Search the records below for the word "وإنه" and show every line where it occurs.

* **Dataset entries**
<<<<

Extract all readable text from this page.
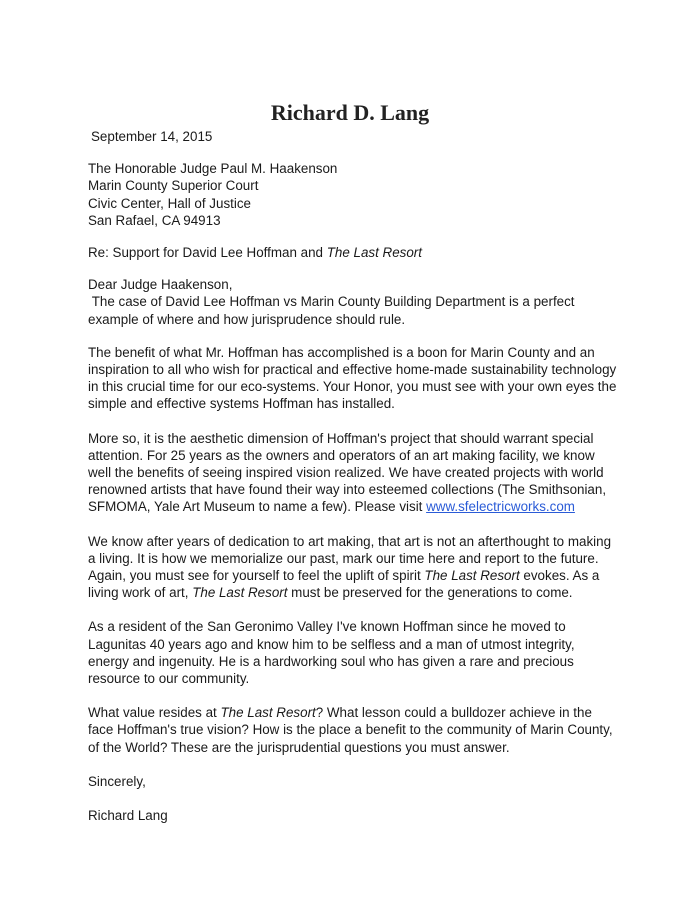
Richard D. Lang

September 14, 2015

The Honorable Judge Paul M. Haakenson
Marin County Superior Court
Civic Center, Hall of Justice
San Rafael, CA 94913

Re: Support for David Lee Hoffman and The Last Resort

Dear Judge Haakenson,

The case of David Lee Hoffman vs Marin County Building Department is a perfect example of where and how jurisprudence should rule.

The benefit of what Mr. Hoffman has accomplished is a boon for Marin County and an inspiration to all who wish for practical and effective home-made sustainability technology in this crucial time for our eco-systems. Your Honor, you must see with your own eyes the simple and effective systems Hoffman has installed.

More so, it is the aesthetic dimension of Hoffman's project that should warrant special attention. For 25 years as the owners and operators of an art making facility, we know well the benefits of seeing inspired vision realized. We have created projects with world renowned artists that have found their way into esteemed collections (The Smithsonian, SFMOMA, Yale Art Museum to name a few). Please visit www.sfelectricworks.com

We know after years of dedication to art making, that art is not an afterthought to making a living. It is how we memorialize our past, mark our time here and report to the future. Again, you must see for yourself to feel the uplift of spirit The Last Resort evokes. As a living work of art, The Last Resort must be preserved for the generations to come.

As a resident of the San Geronimo Valley I've known Hoffman since he moved to Lagunitas 40 years ago and know him to be selfless and a man of utmost integrity, energy and ingenuity. He is a hardworking soul who has given a rare and precious resource to our community.

What value resides at The Last Resort? What lesson could a bulldozer achieve in the face Hoffman's true vision? How is the place a benefit to the community of Marin County, of the World? These are the jurisprudential questions you must answer.

Sincerely,

Richard Lang
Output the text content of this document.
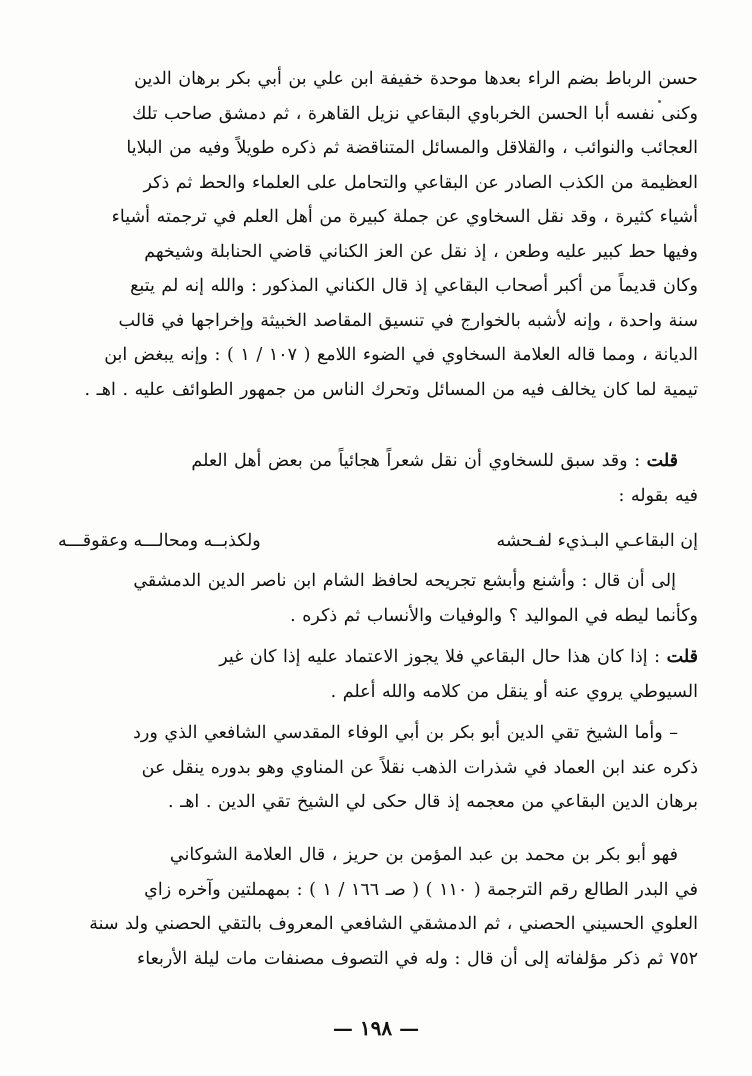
حسن الرباط بضم الراء بعدها موحدة خفيفة ابن علي بن أبي بكر برهان الدين
وكنى نفسه أبا الحسن الخرباوي البقاعي نزيل القاهرة ، ثم دمشق صاحب تلك
العجائب والنوائب ، والقلاقل والمسائل المتناقضة ثم ذكره طويلاً وفيه من البلايا
العظيمة من الكذب الصادر عن البقاعي والتحامل على العلماء والحط ثم ذكر
أشياء كثيرة ، وقد نقل السخاوي عن جملة كبيرة من أهل العلم في ترجمته أشياء
وفيها حط كبير عليه وطعن ، إذ نقل عن العز الكناني قاضي الحنابلة وشيخهم
وكان قديماً من أكبر أصحاب البقاعي إذ قال الكناني المذكور : والله إنه لم يتبع
سنة واحدة ، وإنه لأشبه بالخوارج في تنسيق المقاصد الخبيثة وإخراجها في قالب
الديانة ، ومما قاله العلامة السخاوي في الضوء اللامع ( ١٠٧ / ١ ) : وإنه يبغض ابن
تيمية لما كان يخالف فيه من المسائل وتحرك الناس من جمهور الطوائف عليه . اهـ .
قلت : وقد سبق للسخاوي أن نقل شعراً هجائياً من بعض أهل العلم
فيه بقوله :
إن البقاعـي البـذيء لفـحشه
ولكذبــه ومحالـــه وعقوقـــه
إلى أن قال : وأشنع وأبشع تجريحه لحافظ الشام ابن ناصر الدين الدمشقي
وكأنما ليطه في المواليد ؟ والوفيات والأنساب ثم ذكره .
قلت : إذا كان هذا حال البقاعي فلا يجوز الاعتماد عليه إذا كان غير
السيوطي يروي عنه أو ينقل من كلامه والله أعلم .
– وأما الشيخ تقي الدين أبو بكر بن أبي الوفاء المقدسي الشافعي الذي ورد
ذكره عند ابن العماد في شذرات الذهب نقلاً عن المناوي وهو بدوره ينقل عن
برهان الدين البقاعي من معجمه إذ قال حكى لي الشيخ تقي الدين . اهـ .
فهو أبو بكر بن محمد بن عبد المؤمن بن حريز ، قال العلامة الشوكاني
في البدر الطالع رقم الترجمة ( ١١٠ ) ( صـ ١٦٦ / ١ ) : بمهملتين وآخره زاي
العلوي الحسيني الحصني ، ثم الدمشقي الشافعي المعروف بالتقي الحصني ولد سنة
٧٥٢ ثم ذكر مؤلفاته إلى أن قال : وله في التصوف مصنفات مات ليلة الأربعاء
— ١٩٨ —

>>>>

* **CORRECT OUTPUT**
سنة واحدة ، وإنه لأشبه بالخوارج في تنسيق المقاصد الخبيثة وإخراجها في قالب
الديانة ، ومما قاله العلامة السخاوي في الضوء اللامع ( ١٠٧ / ١ ) : وإنه يبغض ابن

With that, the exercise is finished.